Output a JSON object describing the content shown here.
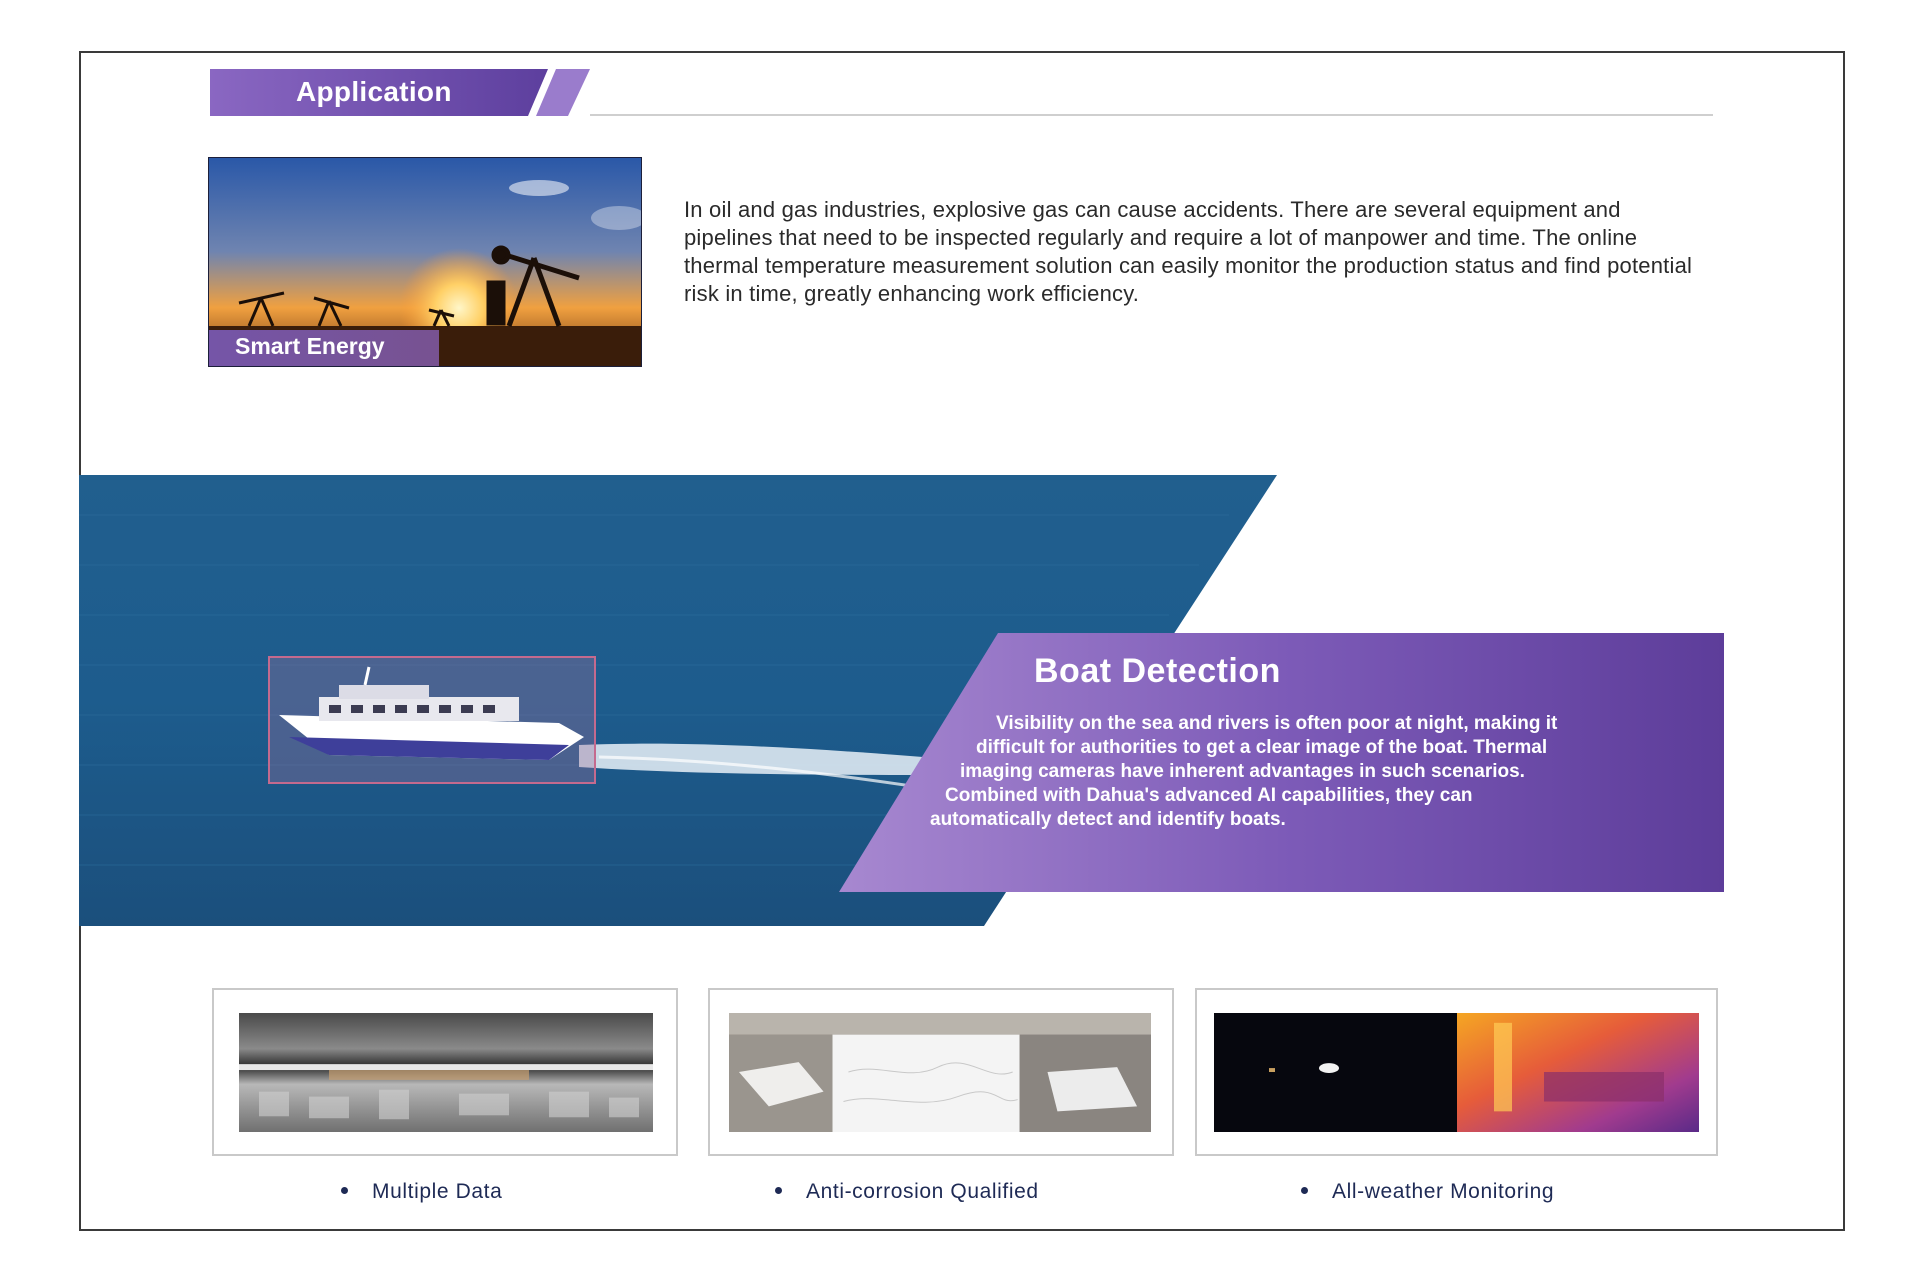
{
  "header": {
    "title": "Application"
  },
  "energy": {
    "label": "Smart Energy",
    "text": "In oil and gas industries, explosive gas can cause accidents. There are several equipment and pipelines that need to be inspected regularly and require a lot of manpower and time. The online thermal temperature measurement solution can easily monitor the production status and find potential risk in time, greatly enhancing work efficiency."
  },
  "boat": {
    "title": "Boat Detection",
    "lines": [
      "Visibility on the sea and rivers is often poor at night, making it",
      "difficult for authorities to get a clear image of the boat. Thermal",
      "imaging cameras have inherent advantages in such scenarios.",
      "Combined with Dahua's advanced AI capabilities, they can",
      "automatically detect and identify boats."
    ]
  },
  "features": [
    {
      "label": "Multiple Data"
    },
    {
      "label": "Anti-corrosion Qualified"
    },
    {
      "label": "All-weather Monitoring"
    }
  ],
  "colors": {
    "brand_purple": "#7b56b4",
    "sea_blue": "#1f5f8f",
    "caption_navy": "#1e2a55"
  }
}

■ ■ ■

OBJECTIVE: Quote every record above exactly, omitting any pictures they contain.

TASK OUTPUT:
Output a JSON object describing the content shown here.
{
  "header": {
    "title": "Application"
  },
  "energy": {
    "label": "Smart Energy",
    "text": "In oil and gas industries, explosive gas can cause accidents. There are several equipment and pipelines that need to be inspected regularly and require a lot of manpower and time. The online thermal temperature measurement solution can easily monitor the production status and find potential risk in time, greatly enhancing work efficiency."
  },
  "boat": {
    "title": "Boat Detection",
    "lines": [
      "Visibility on the sea and rivers is often poor at night, making it",
      "difficult for authorities to get a clear image of the boat. Thermal",
      "imaging cameras have inherent advantages in such scenarios.",
      "Combined with Dahua's advanced AI capabilities, they can",
      "automatically detect and identify boats."
    ]
  },
  "features": [
    {
      "label": "Multiple Data"
    },
    {
      "label": "Anti-corrosion Qualified"
    },
    {
      "label": "All-weather Monitoring"
    }
  ],
  "colors": {
    "brand_purple": "#7b56b4",
    "sea_blue": "#1f5f8f",
    "caption_navy": "#1e2a55"
  }
}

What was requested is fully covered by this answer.